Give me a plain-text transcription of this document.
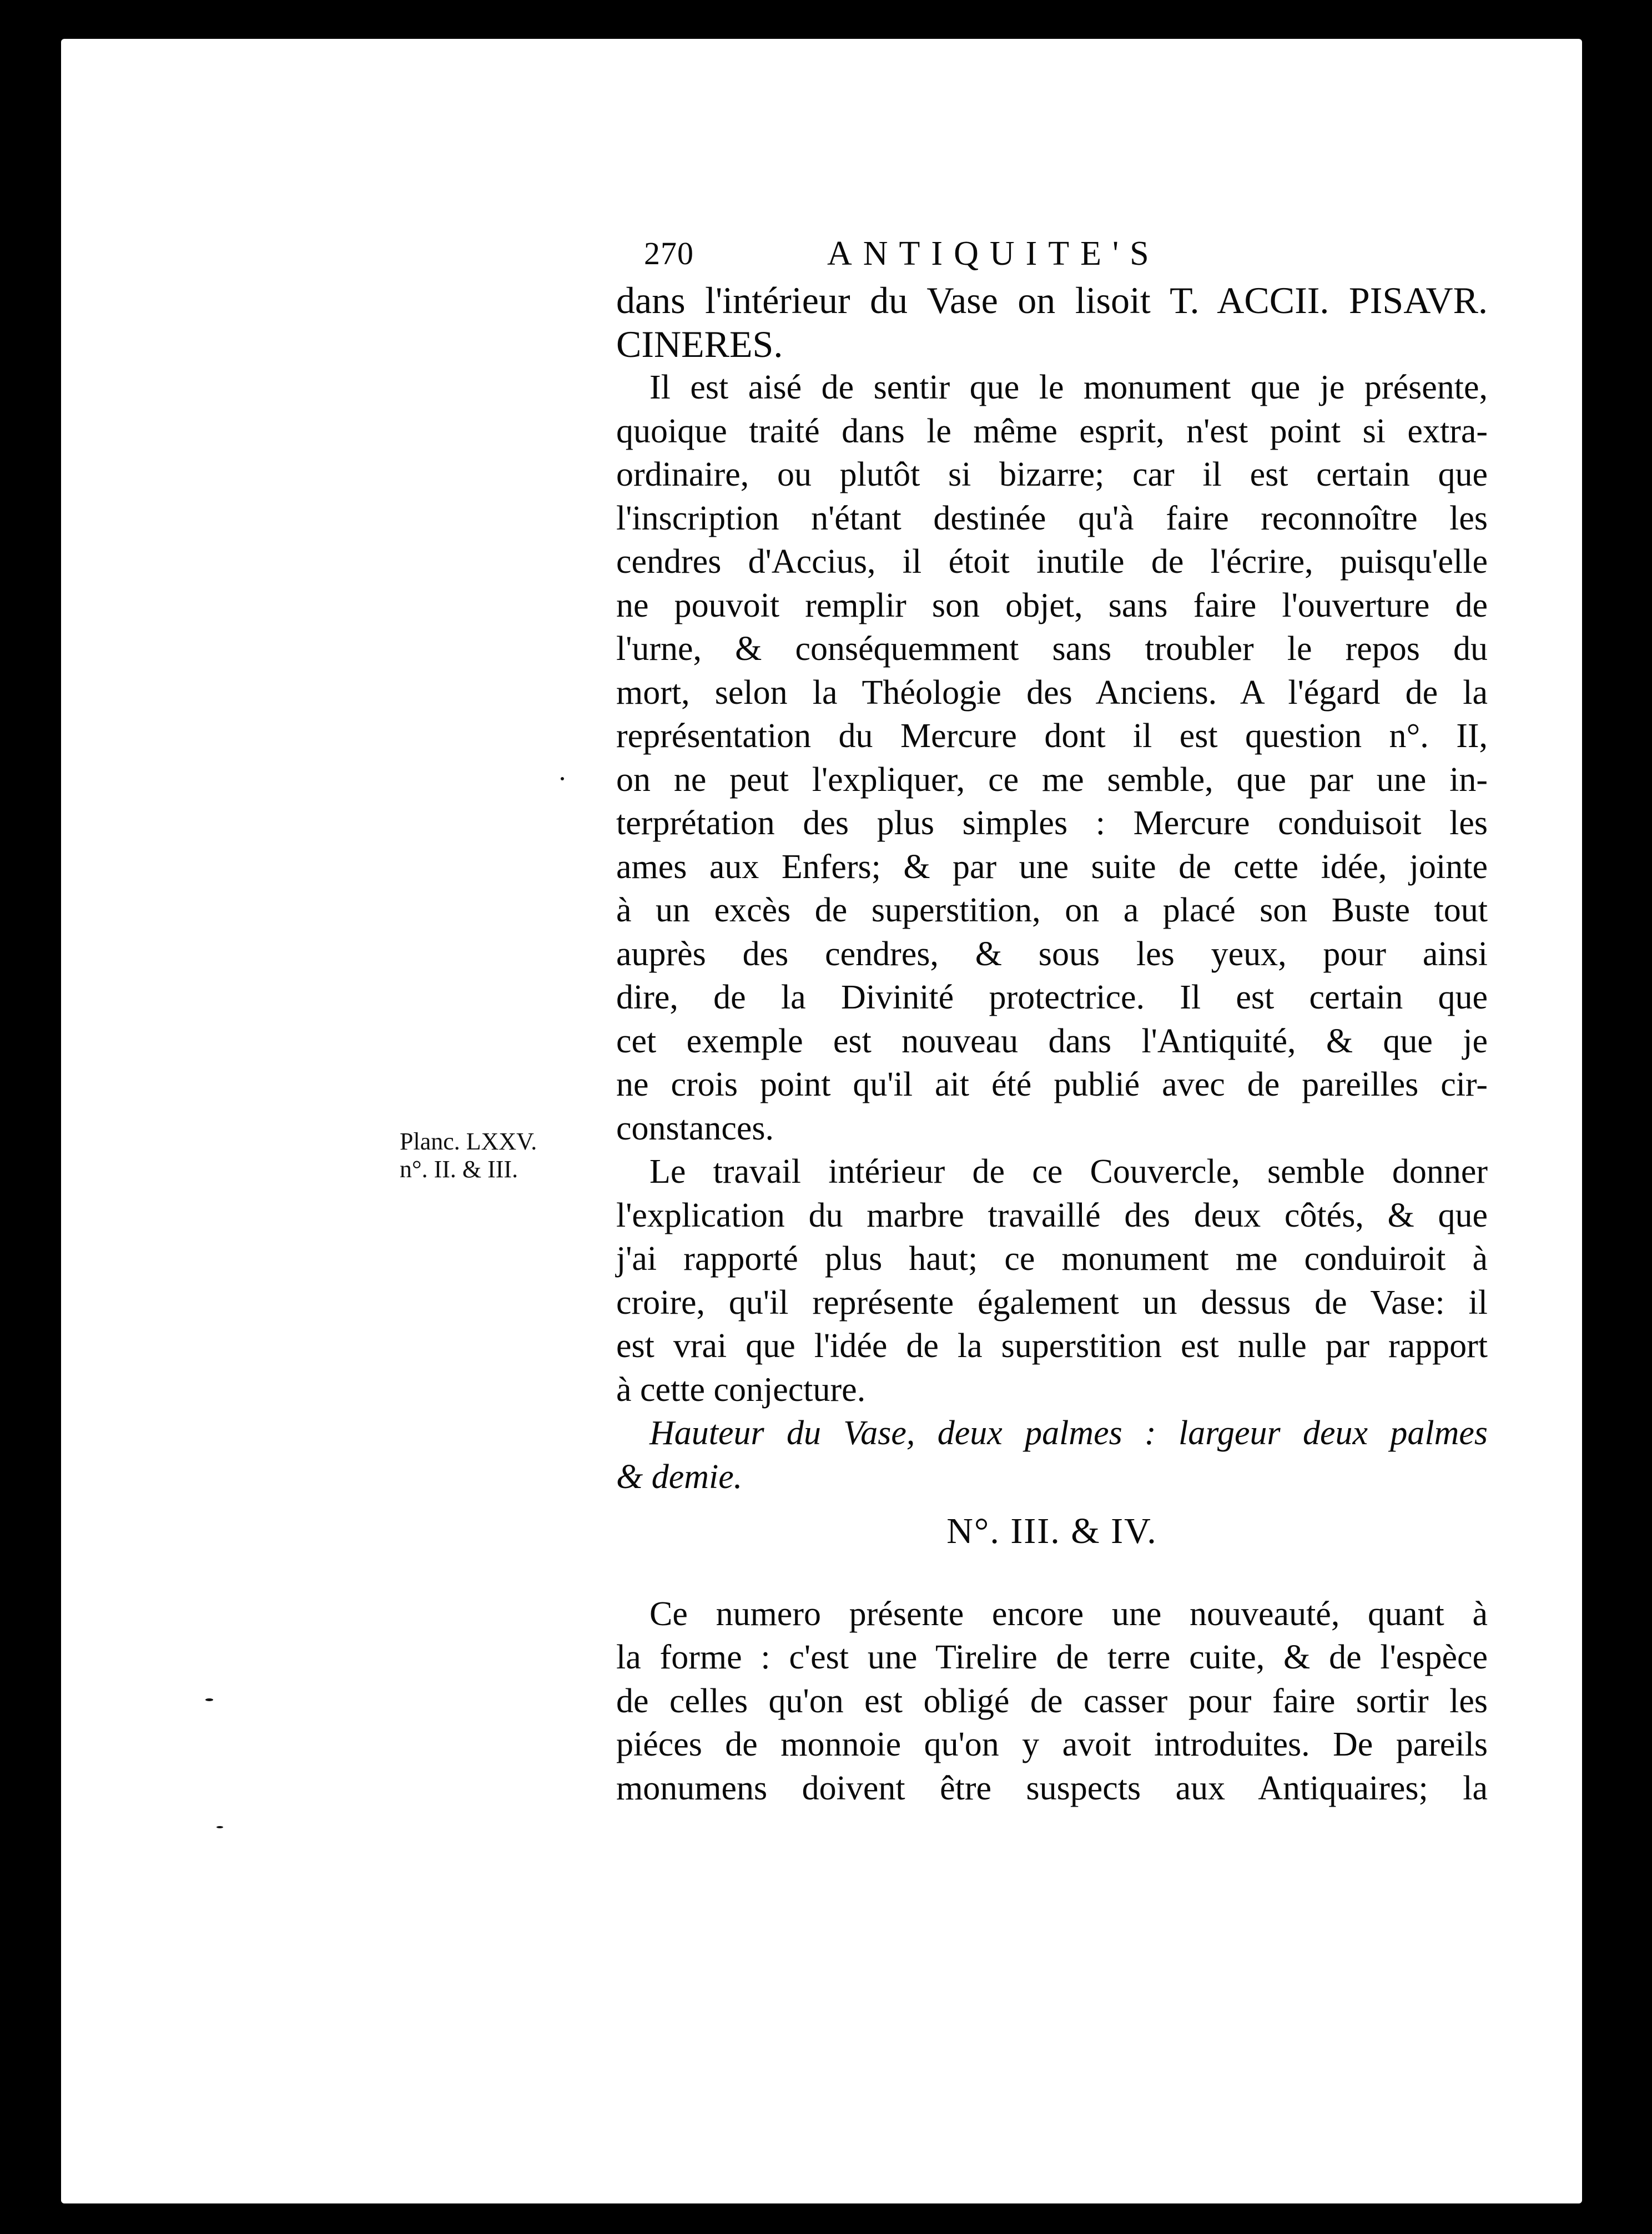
Planc. LXXV.
n°. II. & III.
270	ANTIQUITE'S
dans l'intérieur du Vase on lisoit T. ACCII. PISAVR.
CINERES.
Il est aisé de sentir que le monument que je présente,
quoique traité dans le même esprit, n'est point si extra-
ordinaire, ou plutôt si bizarre; car il est certain que
l'inscription n'étant destinée qu'à faire reconnoître les
cendres d'Accius, il étoit inutile de l'écrire, puisqu'elle
ne pouvoit remplir son objet, sans faire l'ouverture de
l'urne, & conséquemment sans troubler le repos du
mort, selon la Théologie des Anciens. A l'égard de la
représentation du Mercure dont il est question n°. II,
on ne peut l'expliquer, ce me semble, que par une in-
terprétation des plus simples : Mercure conduisoit les
ames aux Enfers; & par une suite de cette idée, jointe
à un excès de superstition, on a placé son Buste tout
auprès des cendres, & sous les yeux, pour ainsi
dire, de la Divinité protectrice. Il est certain que
cet exemple est nouveau dans l'Antiquité, & que je
ne crois point qu'il ait été publié avec de pareilles cir-
constances.
Le travail intérieur de ce Couvercle, semble donner
l'explication du marbre travaillé des deux côtés, & que
j'ai rapporté plus haut; ce monument me conduiroit à
croire, qu'il représente également un dessus de Vase: il
est vrai que l'idée de la superstition est nulle par rapport
à cette conjecture.
Hauteur du Vase, deux palmes : largeur deux palmes
& demie.
N°. III. & IV.
Ce numero présente encore une nouveauté, quant à
la forme : c'est une Tirelire de terre cuite, & de l'espèce
de celles qu'on est obligé de casser pour faire sortir les
piéces de monnoie qu'on y avoit introduites. De pareils
monumens doivent être suspects aux Antiquaires; la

============

- [THE REQUEST]
Leave the pictures out and reproduce each record exactly as written.

- [SOLUTION FOR THIS EXERCISE]
Give me a plain-text transcription of this document.
Planc. LXXV.
n°. II. & III.
270	ANTIQUITE'S
dans l'intérieur du Vase on lisoit T. ACCII. PISAVR.
CINERES.
Il est aisé de sentir que le monument que je présente,
quoique traité dans le même esprit, n'est point si extra-
ordinaire, ou plutôt si bizarre; car il est certain que
l'inscription n'étant destinée qu'à faire reconnoître les
cendres d'Accius, il étoit inutile de l'écrire, puisqu'elle
ne pouvoit remplir son objet, sans faire l'ouverture de
l'urne, & conséquemment sans troubler le repos du
mort, selon la Théologie des Anciens. A l'égard de la
représentation du Mercure dont il est question n°. II,
on ne peut l'expliquer, ce me semble, que par une in-
terprétation des plus simples : Mercure conduisoit les
ames aux Enfers; & par une suite de cette idée, jointe
à un excès de superstition, on a placé son Buste tout
auprès des cendres, & sous les yeux, pour ainsi
dire, de la Divinité protectrice. Il est certain que
cet exemple est nouveau dans l'Antiquité, & que je
ne crois point qu'il ait été publié avec de pareilles cir-
constances.
Le travail intérieur de ce Couvercle, semble donner
l'explication du marbre travaillé des deux côtés, & que
j'ai rapporté plus haut; ce monument me conduiroit à
croire, qu'il représente également un dessus de Vase: il
est vrai que l'idée de la superstition est nulle par rapport
à cette conjecture.
Hauteur du Vase, deux palmes : largeur deux palmes
& demie.
N°. III. & IV.
Ce numero présente encore une nouveauté, quant à
la forme : c'est une Tirelire de terre cuite, & de l'espèce
de celles qu'on est obligé de casser pour faire sortir les
piéces de monnoie qu'on y avoit introduites. De pareils
monumens doivent être suspects aux Antiquaires; la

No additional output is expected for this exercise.